:: AIM OF THE EXERCISE ::
In the listing below, locate the lines bearing the word "that". Copy every one of them.

[MATERIAL SUPPLIED start]

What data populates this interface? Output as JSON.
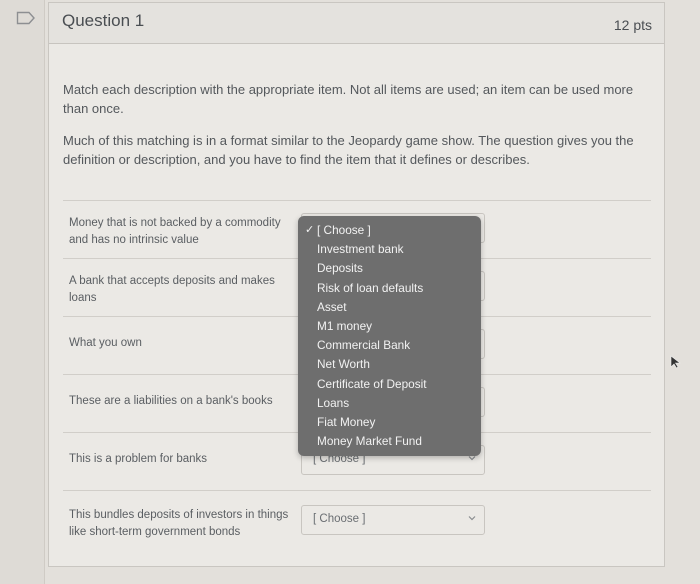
{
  "question": {
    "title": "Question 1",
    "points": "12 pts",
    "instructions": [
      "Match each description with the appropriate item.   Not all items are used; an item can be used more than once.",
      "Much of this matching is in a  format similar to the Jeopardy game show.  The question gives you the definition or description, and you have to find the item that it defines or describes."
    ]
  },
  "matches": [
    {
      "description": "Money that is not backed by a commodity and has no intrinsic value",
      "selected": "[ Choose ]"
    },
    {
      "description": "A bank that accepts deposits and makes loans",
      "selected": "[ Choose ]"
    },
    {
      "description": "What you own",
      "selected": "[ Choose ]"
    },
    {
      "description": "These are a liabilities on a bank's books",
      "selected": "[ Choose ]"
    },
    {
      "description": "This is a problem for banks",
      "selected": "[ Choose ]"
    },
    {
      "description": "This bundles deposits of investors in things like short-term government bonds",
      "selected": "[ Choose ]"
    }
  ],
  "dropdown": {
    "open_for_row": 0,
    "options": [
      {
        "label": "[ Choose ]",
        "checked": true
      },
      {
        "label": "Investment bank",
        "checked": false
      },
      {
        "label": "Deposits",
        "checked": false
      },
      {
        "label": "Risk of loan defaults",
        "checked": false
      },
      {
        "label": "Asset",
        "checked": false
      },
      {
        "label": "M1 money",
        "checked": false
      },
      {
        "label": "Commercial Bank",
        "checked": false
      },
      {
        "label": "Net Worth",
        "checked": false
      },
      {
        "label": "Certificate of Deposit",
        "checked": false
      },
      {
        "label": "Loans",
        "checked": false
      },
      {
        "label": "Fiat Money",
        "checked": false
      },
      {
        "label": "Money Market Fund",
        "checked": false
      }
    ],
    "check_glyph": "✓"
  },
  "icons": {
    "flag": "flag-question-icon",
    "chevron": "chevron-down-icon",
    "cursor": "mouse-pointer-icon"
  },
  "colors": {
    "menu_bg": "#6e6e6e",
    "page_bg": "#e3e0db",
    "card_bg": "#ebe9e5"
  }
}
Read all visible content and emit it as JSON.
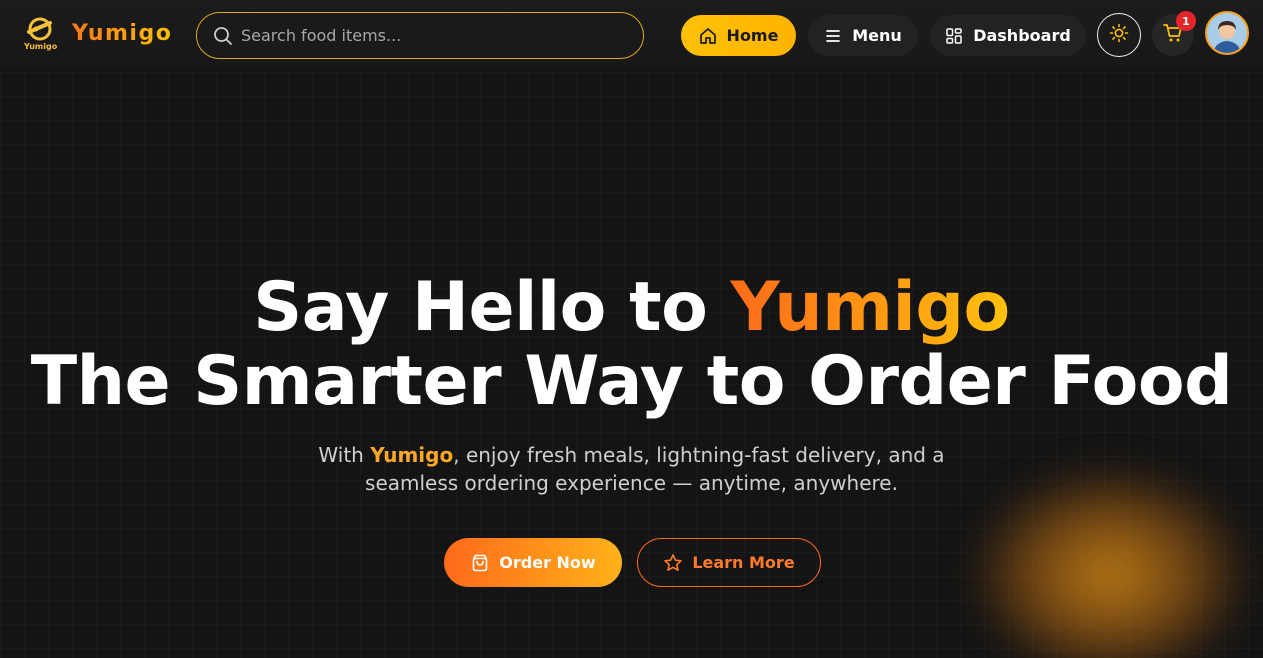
{
  "brand": {
    "name": "Yumigo",
    "mark_text": "Yumigo",
    "logo_icon": "scooter-logo-icon"
  },
  "search": {
    "placeholder": "Search food items...",
    "value": "",
    "icon": "search-icon"
  },
  "nav": {
    "home": {
      "label": "Home",
      "icon": "home-icon",
      "active": true
    },
    "menu": {
      "label": "Menu",
      "icon": "hamburger-icon"
    },
    "dashboard": {
      "label": "Dashboard",
      "icon": "grid-icon"
    },
    "theme_toggle_icon": "sun-icon",
    "cart_icon": "cart-icon",
    "cart_count": "1",
    "avatar_icon": "user-avatar"
  },
  "hero": {
    "title_part1": "Say Hello to ",
    "title_accent": "Yumigo",
    "title_line2": "The Smarter Way to Order Food",
    "subtitle_pre": "With ",
    "subtitle_brand": "Yumigo",
    "subtitle_post": ", enjoy fresh meals, lightning-fast delivery, and a",
    "subtitle_line2": "seamless ordering experience — anytime, anywhere."
  },
  "cta": {
    "order": {
      "label": "Order Now",
      "icon": "shopping-bag-icon"
    },
    "learn": {
      "label": "Learn More",
      "icon": "star-icon"
    }
  },
  "colors": {
    "background": "#141414",
    "accent_orange": "#ff6a1a",
    "accent_yellow": "#ffc107",
    "badge_red": "#e5252a"
  }
}
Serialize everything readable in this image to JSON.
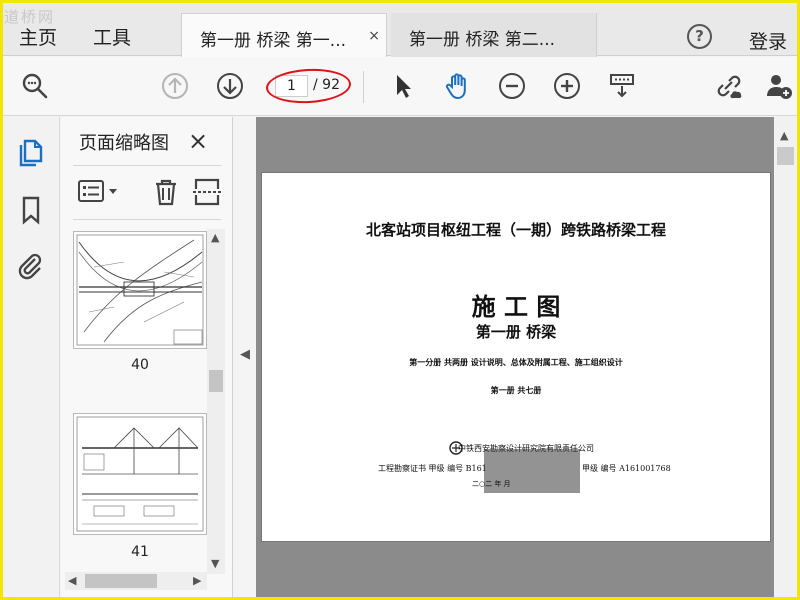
{
  "watermark": "道桥网",
  "nav": {
    "home": "主页",
    "tools": "工具"
  },
  "tabs": [
    {
      "label": "第一册 桥梁 第一...",
      "close": "×"
    },
    {
      "label": "第一册 桥梁 第二..."
    }
  ],
  "header": {
    "help": "?",
    "login": "登录"
  },
  "toolbar": {
    "page_current": "1",
    "page_total": "/ 92"
  },
  "panel": {
    "title": "页面缩略图",
    "close": "×",
    "thumbnails": [
      {
        "label": "40"
      },
      {
        "label": "41"
      }
    ]
  },
  "doc": {
    "project_title": "北客站项目枢纽工程（一期）跨铁路桥梁工程",
    "drawing_type": "施 工 图",
    "volume": "第一册 桥梁",
    "section_line": "第一分册 共两册    设计说明、总体及附属工程、施工组织设计",
    "book_line": "第一册  共七册",
    "company": "中铁西安勘察设计研究院有限责任公司",
    "cert_line": "工程勘察证书  甲级  编号  B161",
    "cert_line2": "甲级  编号  A161001768",
    "date_line": "二○二   年   月"
  },
  "colors": {
    "highlight_circle": "#e0101a",
    "frame": "#f2e600",
    "accent_blue": "#1b6fc2"
  }
}
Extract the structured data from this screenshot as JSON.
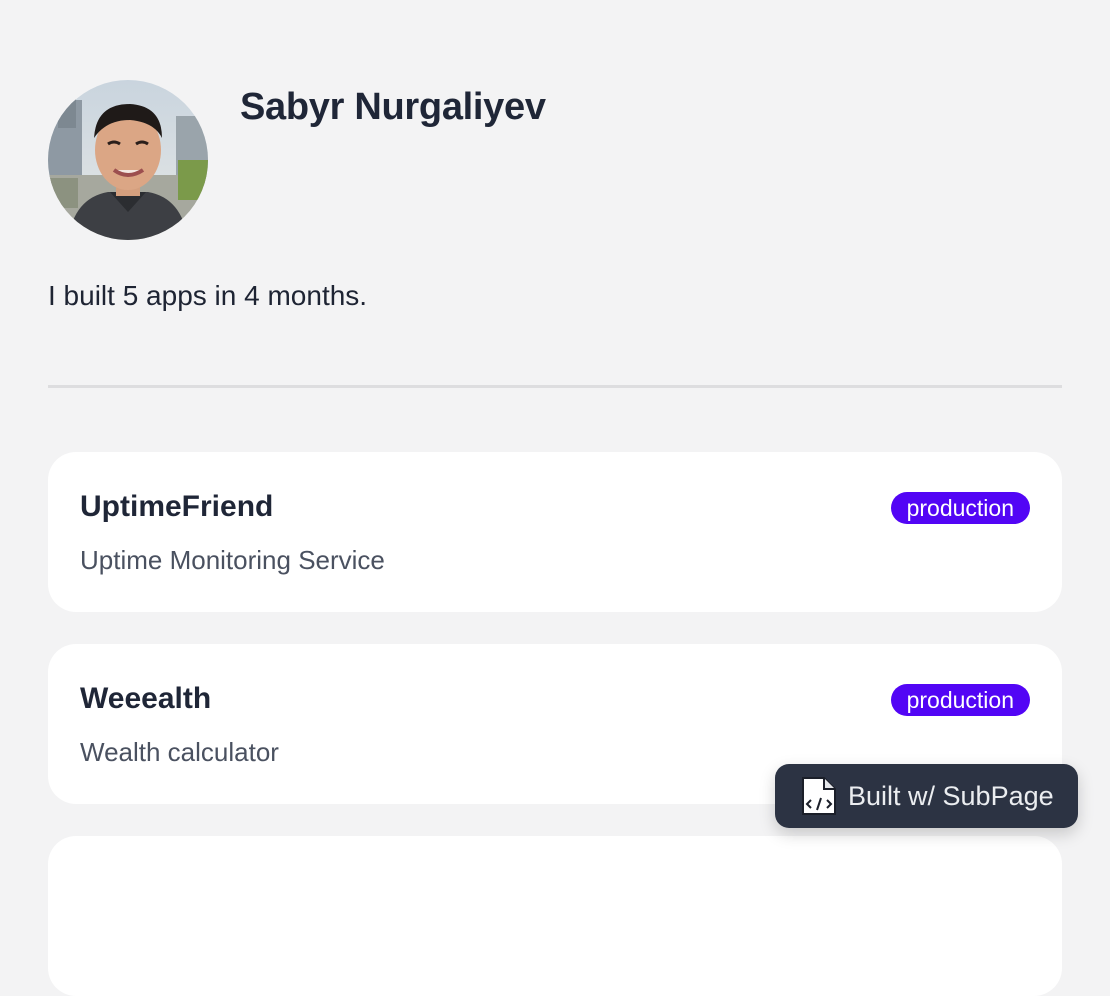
{
  "profile": {
    "name": "Sabyr Nurgaliyev",
    "bio": "I built 5 apps in 4 months."
  },
  "projects": [
    {
      "title": "UptimeFriend",
      "description": "Uptime Monitoring Service",
      "status": "production"
    },
    {
      "title": "Weeealth",
      "description": "Wealth calculator",
      "status": "production"
    }
  ],
  "footer": {
    "built_with_label": "Built w/ SubPage",
    "icon": "code-file-icon"
  },
  "colors": {
    "background": "#f3f3f4",
    "card": "#ffffff",
    "badge": "#5205f5",
    "text_primary": "#1f2637",
    "text_secondary": "#4a5160",
    "built_with_bg": "#2c3343"
  }
}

[MATERIAL SUPPLIED end]

:: REPLY TO THE EXERCISE ::
      "Much of this matching is in a  format similar to the Jeopardy game show.  The question gives you the definition or description, and you have to find the item that it defines or describes."
      "description": "Money that is not backed by a commodity and has no intrinsic value",
      "description": "A bank that accepts deposits and makes loans",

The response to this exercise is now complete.